Goals.
A: According to the text on sorting, how many passes does Insertion Sort work in?
B: Print the passage of the text on sorting starting at "Based on the" and ending at "vector<Comparable> & a )".
C: Write what comes next in the text on sorting, picking up right after its final line.

Topic 14 - Sorting
Sorting is not a data structure.
Data structures and sorting algorithms are linked.
In this topic we will make some assumptions:
Each algorithm is interchangeable.
Each will receive an array of elements.
Each array positions contain data to be sorted.
The arrays are of size \(N\).
Each element of the array have the operators \(<,>,==\) implemented.
Insertion Sort
Insertion Sort is one of the simplest sorting algorithms.
Algorithm
The idea:
Works in \(N-1\) passes.
For pass \(p=1\) through \(N-1\):
Move \(p\) to the right to have the elements from 0 to \(p\) sorted.
Based on the fact that elements from 0 to \(p-1\) are already sorted.
Example
Below an example of the process:
Implementation
We can do a very quick implementation:
1template <typename Comparable>
2void insertionSort( vector<Comparable> & a )
3{
4 for(int p = 1; p < a.size( ); ++p)
5 {
6 Comparable tmp = a[p];
7
8 int j;
9 for(j = p; j > 0 && tmp < a[j-1]; --j)
10 {
11 a[j] = a[ j - 1 ];
12 }
13 a[j] = tmp;
14 }
15}
Activity
Apply this code to the previous example.
STL Implementation
The STL library is not using a vector.
It is using a pair of iterator, which represents the start and the end of a range.
/*
* The two-parameter version calls the three-parameter version,
* using C++11 decltype
*/
template <typename Iterator>
void insertionSort( const Iterator & begin, const Iterator & end )
{
insertionSort( begin, end, less<decltype(*begin)>{ } );
}
template <typename Iterator, typename Comparator>
void insertionSort( const Iterator & begin, const Iterator & end, Comparator lessThan )
{
if( begin == end )
return;
Iterator j;
for( Iterator p = begin+1; p != end; ++p )

Source data.
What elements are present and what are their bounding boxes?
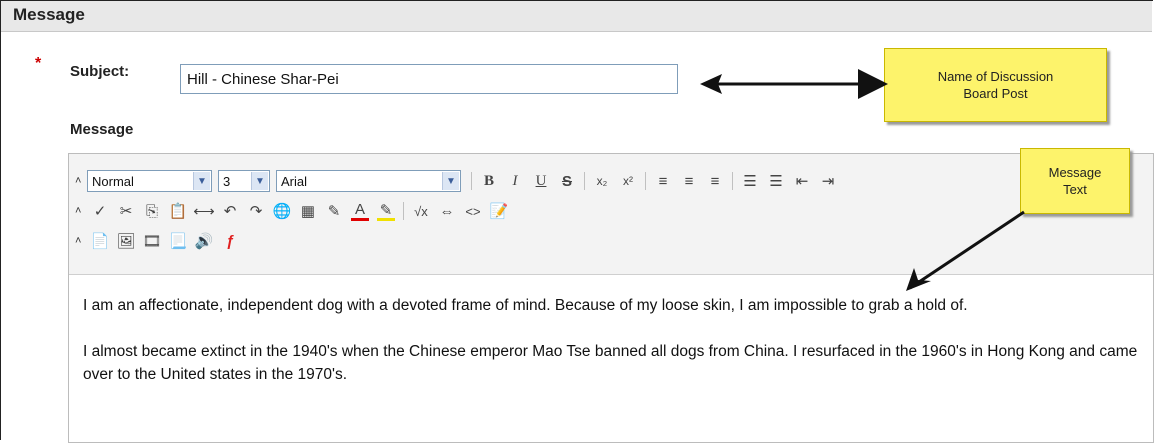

The results.
A: N − 1 passes.

B:
Based on the fact that elements from 0 to \(p-1\) are already sorted.
Example
Below an example of the process:
Implementation
We can do a very quick implementation:
1template <typename Comparable>
2void insertionSort( vector<Comparable> & a )

C:
{
auto tmp = std::move( *p );
for( j = p; j != begin && lessThan( tmp, *( j-1 ) ); --j )
*j = std::move( *(j-1) );
*j = std::move( tmp );
}
}
As you can see it is the same algorithm, but more general.
Analysis
Now we will calculate the running time of this algorithm.
Activity
What is the Big Oh running time of Insertion sort?
We can calculate the precise running time.
The number of tests in the inner loop is at most \(p+1\) for each \(p\).
It sums to : \(\sum_{i=2}^{N}i=2+3+4+\dots + N = \Theta(N^2)\)
Heapsort
The algorithm is based on binary heap.
The idea:
We build a binary heap of \(N\) elements.
Then, we perform \(N\) delete operations.
We put these elements in another array.
Building the heap takes \(O(N)\) time.
Each delete takes \(O(\log N)\) time.
Activity
What is the running time?
The only downside is that it double the memory used.
Activity
Sort the following array:
[31,41,59,26,53,58,97]
.Show each step.
Analysis
Building the heap uses less than \(2N\) comparisons.
The \(i\) th delete uses at most less \(2\lfloor \log (N-i+1) \rfloor\) comparisons.
For a total of \(2N\log N - O(N)\) if \(N\geq 2\) comparisons.
This is why we have \(O(N\log N)\).